[Extracts from a graphics dataset]
○ ○ ○ ○ ○

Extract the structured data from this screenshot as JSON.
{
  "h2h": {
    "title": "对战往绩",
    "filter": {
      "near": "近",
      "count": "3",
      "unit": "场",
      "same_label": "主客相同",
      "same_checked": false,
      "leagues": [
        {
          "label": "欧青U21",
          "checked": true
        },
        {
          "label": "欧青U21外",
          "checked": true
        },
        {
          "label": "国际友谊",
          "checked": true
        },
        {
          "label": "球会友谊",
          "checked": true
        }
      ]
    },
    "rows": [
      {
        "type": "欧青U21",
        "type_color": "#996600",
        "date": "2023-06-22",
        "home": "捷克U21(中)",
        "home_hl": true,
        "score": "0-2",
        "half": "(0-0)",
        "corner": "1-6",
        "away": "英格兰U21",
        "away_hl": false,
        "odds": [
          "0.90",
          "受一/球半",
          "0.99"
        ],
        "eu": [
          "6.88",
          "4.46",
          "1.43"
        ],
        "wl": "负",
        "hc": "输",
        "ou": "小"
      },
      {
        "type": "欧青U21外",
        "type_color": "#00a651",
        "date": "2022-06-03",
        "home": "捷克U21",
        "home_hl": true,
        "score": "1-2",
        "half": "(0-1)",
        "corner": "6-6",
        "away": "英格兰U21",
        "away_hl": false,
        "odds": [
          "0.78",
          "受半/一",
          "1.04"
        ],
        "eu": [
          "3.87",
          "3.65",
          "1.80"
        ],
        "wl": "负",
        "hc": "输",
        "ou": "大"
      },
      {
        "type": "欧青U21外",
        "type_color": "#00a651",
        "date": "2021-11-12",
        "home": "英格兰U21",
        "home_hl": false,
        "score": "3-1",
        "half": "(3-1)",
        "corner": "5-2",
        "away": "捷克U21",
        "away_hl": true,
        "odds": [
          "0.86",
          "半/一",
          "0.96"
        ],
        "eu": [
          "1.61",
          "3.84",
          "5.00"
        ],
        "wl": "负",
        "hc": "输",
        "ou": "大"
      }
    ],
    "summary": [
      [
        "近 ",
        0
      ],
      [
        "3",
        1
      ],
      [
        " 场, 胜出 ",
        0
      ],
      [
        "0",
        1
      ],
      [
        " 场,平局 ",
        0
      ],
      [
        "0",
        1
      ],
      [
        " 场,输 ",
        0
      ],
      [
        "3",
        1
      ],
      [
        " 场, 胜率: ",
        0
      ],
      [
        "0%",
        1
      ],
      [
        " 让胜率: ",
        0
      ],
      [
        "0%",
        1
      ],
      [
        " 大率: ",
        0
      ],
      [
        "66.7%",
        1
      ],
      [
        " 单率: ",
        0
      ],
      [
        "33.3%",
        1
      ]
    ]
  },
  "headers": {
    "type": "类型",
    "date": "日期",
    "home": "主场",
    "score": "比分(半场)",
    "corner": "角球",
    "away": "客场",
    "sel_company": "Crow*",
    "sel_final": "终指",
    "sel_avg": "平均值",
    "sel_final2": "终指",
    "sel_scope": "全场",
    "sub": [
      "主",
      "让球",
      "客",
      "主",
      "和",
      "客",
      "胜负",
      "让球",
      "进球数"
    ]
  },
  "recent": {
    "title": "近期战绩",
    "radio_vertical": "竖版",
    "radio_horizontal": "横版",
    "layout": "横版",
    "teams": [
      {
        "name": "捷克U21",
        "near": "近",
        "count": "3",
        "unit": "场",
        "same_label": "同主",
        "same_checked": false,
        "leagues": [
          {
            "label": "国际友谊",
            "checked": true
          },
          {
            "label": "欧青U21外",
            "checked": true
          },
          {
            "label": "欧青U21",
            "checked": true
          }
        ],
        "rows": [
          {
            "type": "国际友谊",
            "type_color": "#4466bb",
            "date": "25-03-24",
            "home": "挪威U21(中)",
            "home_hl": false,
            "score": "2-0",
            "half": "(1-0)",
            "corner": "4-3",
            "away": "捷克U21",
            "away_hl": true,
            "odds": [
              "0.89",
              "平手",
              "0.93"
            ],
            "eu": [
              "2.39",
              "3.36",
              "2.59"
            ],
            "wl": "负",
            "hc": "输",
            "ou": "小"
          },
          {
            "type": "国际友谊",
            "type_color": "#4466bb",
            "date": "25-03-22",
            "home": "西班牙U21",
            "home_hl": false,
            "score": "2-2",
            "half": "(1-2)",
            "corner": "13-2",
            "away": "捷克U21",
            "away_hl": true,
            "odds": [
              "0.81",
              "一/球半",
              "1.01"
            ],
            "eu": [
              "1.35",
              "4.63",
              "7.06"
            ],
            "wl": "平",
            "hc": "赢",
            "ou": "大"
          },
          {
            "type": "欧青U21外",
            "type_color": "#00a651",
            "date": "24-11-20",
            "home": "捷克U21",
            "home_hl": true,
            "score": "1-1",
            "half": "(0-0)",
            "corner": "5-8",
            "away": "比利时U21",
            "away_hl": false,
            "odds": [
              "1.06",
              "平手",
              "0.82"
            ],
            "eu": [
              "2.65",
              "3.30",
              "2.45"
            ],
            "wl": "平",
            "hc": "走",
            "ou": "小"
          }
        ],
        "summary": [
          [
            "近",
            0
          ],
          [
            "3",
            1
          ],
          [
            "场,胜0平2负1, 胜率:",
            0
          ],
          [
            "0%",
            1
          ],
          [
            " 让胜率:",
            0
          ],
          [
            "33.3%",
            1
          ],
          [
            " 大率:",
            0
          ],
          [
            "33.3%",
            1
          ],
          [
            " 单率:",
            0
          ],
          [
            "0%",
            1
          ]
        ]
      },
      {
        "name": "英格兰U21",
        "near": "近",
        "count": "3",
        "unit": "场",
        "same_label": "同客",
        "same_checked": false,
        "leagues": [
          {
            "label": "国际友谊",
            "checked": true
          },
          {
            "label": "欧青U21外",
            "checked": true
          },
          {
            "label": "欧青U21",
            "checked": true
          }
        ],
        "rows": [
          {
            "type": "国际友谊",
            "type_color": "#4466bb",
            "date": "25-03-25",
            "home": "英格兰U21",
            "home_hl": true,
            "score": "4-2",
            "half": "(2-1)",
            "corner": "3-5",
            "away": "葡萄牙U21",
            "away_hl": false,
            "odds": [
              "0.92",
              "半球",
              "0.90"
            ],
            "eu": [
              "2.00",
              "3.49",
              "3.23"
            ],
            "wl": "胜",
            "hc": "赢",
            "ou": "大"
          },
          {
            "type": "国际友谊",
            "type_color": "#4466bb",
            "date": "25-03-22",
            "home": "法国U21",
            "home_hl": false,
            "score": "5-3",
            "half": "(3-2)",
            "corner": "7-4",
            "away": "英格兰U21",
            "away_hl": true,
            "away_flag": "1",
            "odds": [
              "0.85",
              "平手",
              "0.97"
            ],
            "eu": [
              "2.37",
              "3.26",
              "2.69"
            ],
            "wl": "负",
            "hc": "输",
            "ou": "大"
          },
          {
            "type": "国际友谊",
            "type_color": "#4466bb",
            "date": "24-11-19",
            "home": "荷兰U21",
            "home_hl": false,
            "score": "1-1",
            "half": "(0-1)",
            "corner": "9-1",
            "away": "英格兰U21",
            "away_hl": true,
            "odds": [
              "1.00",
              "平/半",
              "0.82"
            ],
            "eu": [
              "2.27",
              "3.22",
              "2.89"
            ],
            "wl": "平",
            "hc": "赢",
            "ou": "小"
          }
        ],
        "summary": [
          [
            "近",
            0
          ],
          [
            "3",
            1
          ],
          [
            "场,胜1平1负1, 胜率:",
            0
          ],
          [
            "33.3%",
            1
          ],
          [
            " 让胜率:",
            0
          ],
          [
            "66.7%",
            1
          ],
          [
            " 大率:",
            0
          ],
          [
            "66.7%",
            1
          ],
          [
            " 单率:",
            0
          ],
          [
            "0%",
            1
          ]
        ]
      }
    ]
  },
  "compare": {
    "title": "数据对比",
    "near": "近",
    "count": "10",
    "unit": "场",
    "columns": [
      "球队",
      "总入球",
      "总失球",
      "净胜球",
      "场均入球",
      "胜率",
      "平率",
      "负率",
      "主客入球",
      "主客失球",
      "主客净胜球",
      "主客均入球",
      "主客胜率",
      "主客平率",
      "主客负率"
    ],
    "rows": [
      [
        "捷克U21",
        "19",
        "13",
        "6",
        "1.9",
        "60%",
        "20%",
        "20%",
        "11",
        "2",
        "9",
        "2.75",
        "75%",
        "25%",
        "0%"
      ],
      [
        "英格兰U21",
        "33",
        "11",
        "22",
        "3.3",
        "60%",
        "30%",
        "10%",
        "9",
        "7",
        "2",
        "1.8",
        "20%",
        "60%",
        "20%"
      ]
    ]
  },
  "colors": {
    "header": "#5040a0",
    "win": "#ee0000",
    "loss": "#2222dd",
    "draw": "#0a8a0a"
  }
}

○ ○ ○ ○ ○

## PROBLEM
Reproduce every line from the entries that holds the word "score".

## WRITTEN SOLUTION
        "score": "0-2",
        "score": "1-2",
        "score": "3-1",
    "score": "比分(半场)",
            "score": "2-0",
            "score": "2-2",
            "score": "1-1",
            "score": "4-2",
            "score": "5-3",
            "score": "1-1",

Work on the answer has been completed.